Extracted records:
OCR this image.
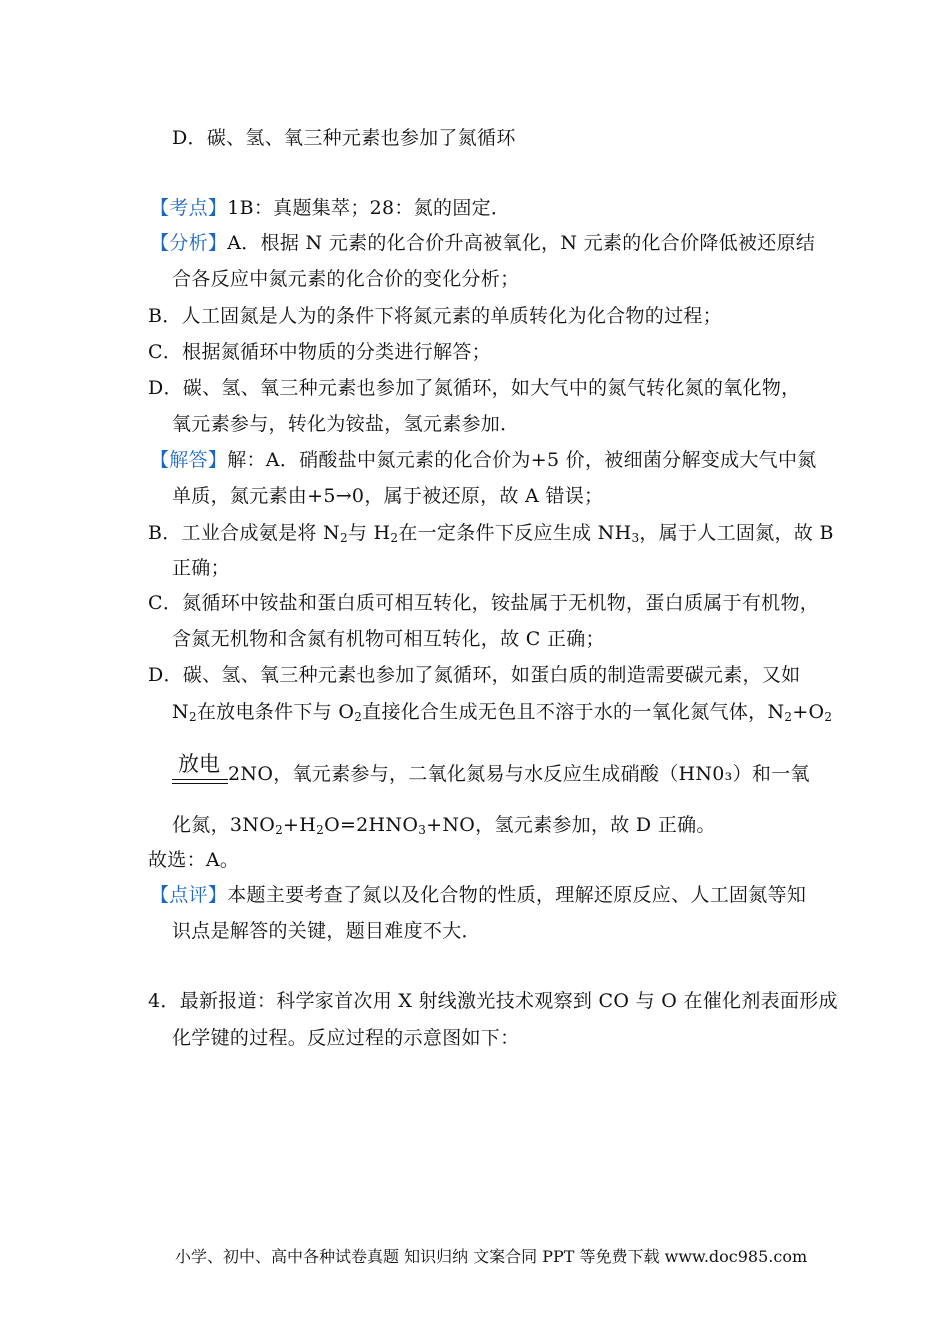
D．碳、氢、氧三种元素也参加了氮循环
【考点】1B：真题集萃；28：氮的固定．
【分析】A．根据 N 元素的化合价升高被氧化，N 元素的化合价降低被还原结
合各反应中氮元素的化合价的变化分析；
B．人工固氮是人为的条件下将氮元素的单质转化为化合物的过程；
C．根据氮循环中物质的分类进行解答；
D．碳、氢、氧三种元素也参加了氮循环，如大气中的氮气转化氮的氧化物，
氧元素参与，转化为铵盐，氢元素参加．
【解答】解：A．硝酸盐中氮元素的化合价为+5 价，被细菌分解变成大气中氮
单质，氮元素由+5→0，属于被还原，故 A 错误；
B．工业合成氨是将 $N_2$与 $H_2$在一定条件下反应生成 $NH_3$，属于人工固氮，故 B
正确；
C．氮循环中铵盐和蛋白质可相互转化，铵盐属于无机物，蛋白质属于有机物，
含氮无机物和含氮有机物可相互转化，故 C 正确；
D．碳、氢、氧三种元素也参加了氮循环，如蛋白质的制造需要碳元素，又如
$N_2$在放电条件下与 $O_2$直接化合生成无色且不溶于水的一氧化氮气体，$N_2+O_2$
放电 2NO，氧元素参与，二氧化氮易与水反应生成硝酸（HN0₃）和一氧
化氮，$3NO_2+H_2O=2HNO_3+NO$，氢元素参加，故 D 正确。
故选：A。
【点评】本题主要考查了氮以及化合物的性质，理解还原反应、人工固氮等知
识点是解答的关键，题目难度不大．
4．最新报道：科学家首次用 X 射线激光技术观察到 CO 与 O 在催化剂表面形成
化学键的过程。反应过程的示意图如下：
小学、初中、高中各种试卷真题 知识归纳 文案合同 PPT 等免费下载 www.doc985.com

**TASK:** Every line above should be returned word for word, with the pictures left behind.

**OUTPUT OF THE TASK:**
OCR this image.
D．碳、氢、氧三种元素也参加了氮循环
【考点】1B：真题集萃；28：氮的固定．
【分析】A．根据 N 元素的化合价升高被氧化，N 元素的化合价降低被还原结
合各反应中氮元素的化合价的变化分析；
B．人工固氮是人为的条件下将氮元素的单质转化为化合物的过程；
C．根据氮循环中物质的分类进行解答；
D．碳、氢、氧三种元素也参加了氮循环，如大气中的氮气转化氮的氧化物，
氧元素参与，转化为铵盐，氢元素参加．
【解答】解：A．硝酸盐中氮元素的化合价为+5 价，被细菌分解变成大气中氮
单质，氮元素由+5→0，属于被还原，故 A 错误；
B．工业合成氨是将 $N_2$与 $H_2$在一定条件下反应生成 $NH_3$，属于人工固氮，故 B
正确；
C．氮循环中铵盐和蛋白质可相互转化，铵盐属于无机物，蛋白质属于有机物，
含氮无机物和含氮有机物可相互转化，故 C 正确；
D．碳、氢、氧三种元素也参加了氮循环，如蛋白质的制造需要碳元素，又如
$N_2$在放电条件下与 $O_2$直接化合生成无色且不溶于水的一氧化氮气体，$N_2+O_2$
放电 2NO，氧元素参与，二氧化氮易与水反应生成硝酸（HN0₃）和一氧
化氮，$3NO_2+H_2O=2HNO_3+NO$，氢元素参加，故 D 正确。
故选：A。
【点评】本题主要考查了氮以及化合物的性质，理解还原反应、人工固氮等知
识点是解答的关键，题目难度不大．
4．最新报道：科学家首次用 X 射线激光技术观察到 CO 与 O 在催化剂表面形成
化学键的过程。反应过程的示意图如下：
小学、初中、高中各种试卷真题 知识归纳 文案合同 PPT 等免费下载 www.doc985.com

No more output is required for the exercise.